The Manner of the King
William Trew, Cardiff
In our last article we considered the character of the rule of Saul, and showed that he exemplified a principle of human rule, which, when established in authority in the hearts of the people of God. involves the complete repudiation of God's will.
We have to consider now the disastrous results of this for God’s people, as these are illustrated in the history of Israel, “written for our admonition, upon whom the ends of the ages are come.” (I Cor. 10. 11 R.V.)
1 The Enslavement of the People.
God was careful to make self-deception, on the part of the elders of the people, almost impossible. He instructed Samuel to make known to them “the manner of the king” of their own choosing, that they might make their final choice in the clearest light possible (ch. 8. 7-9). Warned that they were courting a despotism, the yoke of which would become intolerable, and the shackles of which they would be unable to break (ch. 8. 10-18), they yet were adamant, and the people whose King was Jehovah, rejected His rule of blessing and peace, and deliberately placed themselves under the yoke of bondage (ch.8:l9-20)
Ideally, the king in Israel was set in responsibility as the leader of the people of God, to act among them as the Minister and Viceroy of God, and to guide the steps of the people in the ways of God for His pleasure and praise. David was such a ruler and guide; but Saul was of a different type, and the consequences of his misrule could not be other than disastrous.
The principle illustrated above is applied by the apostle in 1 Peter 5. 1—4. Overseers are the gifts of the ascended Lord to the assembly, qualified by the Holy Spirit for their work of leadership; and are responsible to God for the administration of His rule among the saints, to guide their steps in His ways, themselves walking therein as governed by the Word of God; the living embodiment in character and walk of all that God desires every saint to be. The overseer, therefore, must not be selfwilled (Titus 1. 7) If there was no possibility of this, there would be no necessity for the exhortation. Yet in how many instances there has been, in fact on the part of leaders, an exercise of selfwill, a repudiation of the Will of God; a directing of the steps of saints into ways that are contrary to the Word; and a consequent enslavement of God's people to human rule. Out of this has risen the Nicolaitane “rule over the people” to which we referred in our last article, the fully ripe fruit of which is seen in popery, and the evil principle of which is exemplified in other centres than Rome, and in other systems than the papacy. Wherever the consciences of the people of God are not governed by the word of God, and they are hindered from doing what they have learned to be the Will of the Lord because of human rules there is the rule of Saul with all its terrible results.
2. Robbed of their Inheritance.
Amongst those who seceded from the sphere of Saul’s rule and came to David in Adullam, was “everyone that was in distress, and everyone that was in debt, and everyone that was discontented.” (I Sam. 22. 2).
We may ask, “Why had they been reduced to such straits, so that they were now bankrupt and bitter of soul?” The answer is found in 1 Sam. 8. 10—18. They had been robbed of their inheritance, upon the possession of which their wealth depended. In the kingdom of Saul, and in that which answers to it today, poverty abounds. Only where the rule of God is acknowledged is there an abundance of wealth (1 Chron. 28. 14—18; 29. I—9), out of which saints of God in spiritual exercise, can give to God for the servicing of His Sanctuary. What a mine of spiritual treasure is the sacred scriptures! But this wealth is made available to us only when our hearts set a true value upon it, and when we seek it that we might use it for God.

→ **YOUR TASKS**
• a. Quote the passage from the article on the manner of the king between "We have to consider" and "of the People.", inclusive.
• b. Extend the article on the manner of the king, picking up after its final sentence.
The data that follows is not needed for any of this.

→ **SUPPLIED ENTRIES**
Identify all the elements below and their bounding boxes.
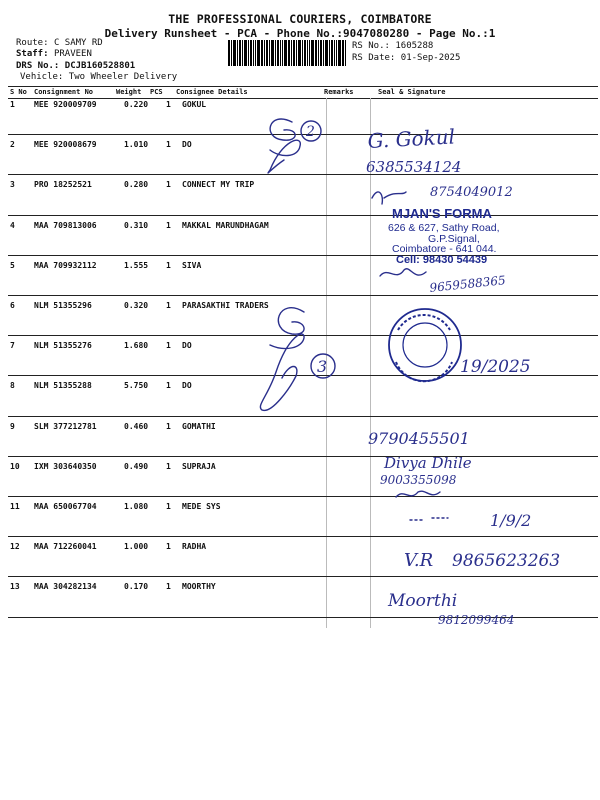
cell-pcs: 1 <box>166 260 171 270</box>
cell-sno: 2 <box>10 140 15 150</box>
cell-weight: 1.555 <box>124 260 149 270</box>
delivery-initials-1 <box>268 119 321 173</box>
cell-pcs: 1 <box>166 100 171 109</box>
company-stamp <box>388 206 500 266</box>
cell-consignment: MAA 712260041 <box>34 542 97 552</box>
stamp-line-2: 626 & 627, Sathy Road, <box>388 222 500 234</box>
cell-consignment: MAA 650067704 <box>34 502 97 511</box>
phone-9: 9790455501 <box>368 429 470 448</box>
cell-consignee: DO <box>182 341 192 351</box>
cell-weight: 5.750 <box>124 381 149 391</box>
cell-pcs: 1 <box>166 180 171 190</box>
mark-1: 2 <box>306 124 315 140</box>
cell-consignee: GOMATHI <box>182 421 216 431</box>
cell-consignment: MAA 304282134 <box>34 582 97 592</box>
sign-3 <box>372 192 406 204</box>
name-13: Moorthi <box>388 591 458 611</box>
cell-pcs: 1 <box>166 421 171 431</box>
cell-pcs: 1 <box>166 301 171 310</box>
rs-no-label: RS No.: <box>352 41 390 51</box>
cell-consignment: SLM 377212781 <box>34 421 97 431</box>
cell-consignee: PARASAKTHI TRADERS <box>182 301 269 310</box>
cell-weight: 1.080 <box>124 502 149 511</box>
cell-consignee: MOORTHY <box>182 582 216 592</box>
cell-sno: 7 <box>10 341 15 351</box>
cell-sno: 5 <box>10 260 15 270</box>
cell-weight: 0.310 <box>124 220 149 230</box>
cell-sno: 10 <box>10 461 20 471</box>
sign-5-scribble <box>380 269 426 276</box>
phone-10: 9003355098 <box>380 473 457 487</box>
sign-11-dash <box>410 518 448 520</box>
stamp-line-5: Cell: 98430 54439 <box>396 254 488 266</box>
cell-sno: 1 <box>10 100 15 109</box>
col-consignment: Consignment No <box>34 88 94 96</box>
cell-consignee: MEDE SYS <box>182 502 221 511</box>
cell-sno: 13 <box>10 582 20 592</box>
stamp-line-3: G.P.Signal, <box>428 233 480 245</box>
vehicle-label: Vehicle: <box>20 72 64 82</box>
cell-pcs: 1 <box>166 381 171 391</box>
cell-consignee: CONNECT MY TRIP <box>182 180 255 190</box>
cell-consignee: DO <box>182 140 192 150</box>
rs-date-value: 01-Sep-2025 <box>400 53 461 63</box>
stamp-line-1: MJAN'S FORMA <box>392 206 492 221</box>
date-11: 1/9/2 <box>490 511 532 530</box>
cell-pcs: 1 <box>166 220 171 230</box>
route-value: C SAMY RD <box>53 38 103 48</box>
phone-1: 6385534124 <box>366 158 462 176</box>
cell-sno: 11 <box>10 502 20 511</box>
stamp-line-4: Coimbatore - 641 044. <box>392 243 497 255</box>
cell-consignee: RADHA <box>182 542 207 552</box>
sign-5: 9659588365 <box>428 273 507 295</box>
cell-consignee: SIVA <box>182 260 202 270</box>
cell-weight: 0.320 <box>124 301 149 310</box>
col-seal: Seal & Signature <box>378 88 446 96</box>
drs-value: DCJB160528801 <box>64 61 136 71</box>
gokul-signature: G. Gokul <box>367 124 456 153</box>
cell-weight: 0.170 <box>124 582 149 592</box>
col-sno: S No <box>10 88 27 96</box>
col-remarks: Remarks <box>324 88 354 96</box>
cell-consignment: MAA 709932112 <box>34 260 97 270</box>
name-10: Divya Dhile <box>384 454 472 472</box>
cell-weight: 0.280 <box>124 180 149 190</box>
cell-weight: 0.460 <box>124 421 149 431</box>
cell-pcs: 1 <box>166 502 171 511</box>
cell-pcs: 1 <box>166 341 171 351</box>
cell-consignment: IXM 303640350 <box>34 461 97 471</box>
drs-label: DRS No.: <box>16 61 60 71</box>
cell-sno: 9 <box>10 421 15 431</box>
cell-weight: 1.680 <box>124 341 149 351</box>
staff-value: PRAVEEN <box>53 49 92 59</box>
date-8: 19/2025 <box>460 357 531 377</box>
cell-pcs: 1 <box>166 582 171 592</box>
delivery-initials-2 <box>260 308 335 411</box>
rs-no-value: 1605288 <box>395 41 434 51</box>
cell-sno: 4 <box>10 220 15 230</box>
cell-sno: 6 <box>10 301 15 310</box>
rs-date-label: RS Date: <box>352 53 396 63</box>
cell-weight: 1.000 <box>124 542 149 552</box>
phone-12: 9865623263 <box>452 551 561 571</box>
runsheet-subtitle: Delivery Runsheet - PCA - Phone No.:9047080280 - Page No.:1 <box>104 27 496 40</box>
round-seal <box>389 309 461 381</box>
cell-sno: 12 <box>10 542 20 552</box>
cell-consignment: MAA 709813006 <box>34 220 97 230</box>
col-weight: Weight <box>116 88 142 96</box>
vehicle-value: Two Wheeler Delivery <box>68 72 178 82</box>
cell-consignment: NLM 51355276 <box>34 341 92 351</box>
cell-consignment: NLM 51355288 <box>34 381 92 391</box>
col-consignee: Consignee Details <box>176 88 248 96</box>
cell-consignment: MEE 920009709 <box>34 100 97 109</box>
cell-consignment: PRO 18252521 <box>34 180 92 190</box>
cell-pcs: 1 <box>166 140 171 150</box>
staff-label: Staff: <box>16 49 49 59</box>
cell-pcs: 1 <box>166 542 171 552</box>
mark-2: 3 <box>317 357 328 376</box>
cell-consignee: DO <box>182 381 192 391</box>
cell-weight: 0.220 <box>124 100 149 109</box>
sign-10 <box>396 491 440 497</box>
route-label: Route: <box>16 38 49 48</box>
phone-13: 9812099464 <box>438 613 515 627</box>
cell-weight: 0.490 <box>124 461 149 471</box>
cell-weight: 1.010 <box>124 140 149 150</box>
cell-sno: 8 <box>10 381 15 391</box>
cell-sno: 3 <box>10 180 15 190</box>
cell-consignee: SUPRAJA <box>182 461 216 471</box>
cell-pcs: 1 <box>166 461 171 471</box>
cell-consignee: MAKKAL MARUNDHAGAM <box>182 220 269 230</box>
cell-consignment: MEE 920008679 <box>34 140 97 150</box>
cell-consignment: NLM 51355296 <box>34 301 92 310</box>
sign-12: V.R <box>404 550 434 571</box>
cell-consignee: GOKUL <box>182 100 207 109</box>
company-title: THE PROFESSIONAL COURIERS, COIMBATORE <box>168 12 432 26</box>
phone-3: 8754049012 <box>430 185 513 200</box>
col-pcs: PCS <box>150 88 163 96</box>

→ **SET OF ANSWERS**
• a.
We have to consider now the disastrous results of this for God’s people, as these are illustrated in the history of Israel, “written for our admonition, upon whom the ends of the ages are come.” (I Cor. 10. 11 R.V.)
1 The Enslavement of the People.

• b.
“My son, if thou wilt receive My words, and hide My commandments with thee, ... if thou criest after knowledge, and liftest up thy voice for understanding: if thou seekest her as silver, and searchest for her as for hid treasure; then shall thou understand the fear of the Lord, and find the knowledge of God” (Prov. 2. 1-6). Alas! how many of God's children are found where human rule has displaced the rule of God: His word is neglected; and truth revealed in the Scriptures is not obeyed. The inevitable result is spiritual poverty; the people of God have been robbed of their inheritance as far as their present enjoyment of it is concerned. Spiritually wealthy we can never be, unless the Word is made our constant study, and is authoritative for every step of the path as we journey to our Heavenly Home
We have only space left to draw attention to one other disastrous result for the people of God, of Saul's misrule
3. The Destruction of the Priesthood.
“When Saul enquired of the Lord, the Lord answered him not, neither by dreams, nor by Urim, nor by prophets” (1 Sam. 28. 6). By his massacre of the priestly family, (ch. 22), Saul cut off with a violent hand all that yet linked him with God and the Sanctuary. Long before, for all practical purposes, he had lost Samuel because of his strong rebellion against God and his disobedience to the command of God (ch. 15. 35). Now he has reached almost the end of the road to complete ruin. Without guidance from God, his only resource is the witch of Endor. How dark is the path that turns away from God! How benighted the soul when priestly communion is destroyed and God is silent, so that there is not a ray of Divine light to provide guidance for the path! Such was Saul now. Where David was, it was very happily different. With the remnant of the people of God who had escaped out of the sphere of Saul’s rule, was the King with the Will of God for the government of God's people; the Prophet with the mind of God for the guidance of their steps in every fresh circumstances as it developed; and the Priest with the Ephod, to maintain the people of God in priestly communion with God. In devoted submission to the Lordship of Christ—though but a remnant, and the place of meeting “a cave of Adullam”—saints may still know the blessedness of this. But nothing of this can be found in the Kingdom of Saul, for submission to human rule, involving, as it does, the rejection of the rule of God, must result in the enfeebling of priestly powers, and the destruction of priestly communion and sanctuary service.
“Unto Thee will I cry, O Lord my rock; be not silent to me: lest, if Thou be silent to me, I become like them that go down into the pit. Hear the voice of my supplications when I cry unto Thee, when I lift up my hands towards the speaking place of Thy sanctuary.” (Psa. 28. 1—2).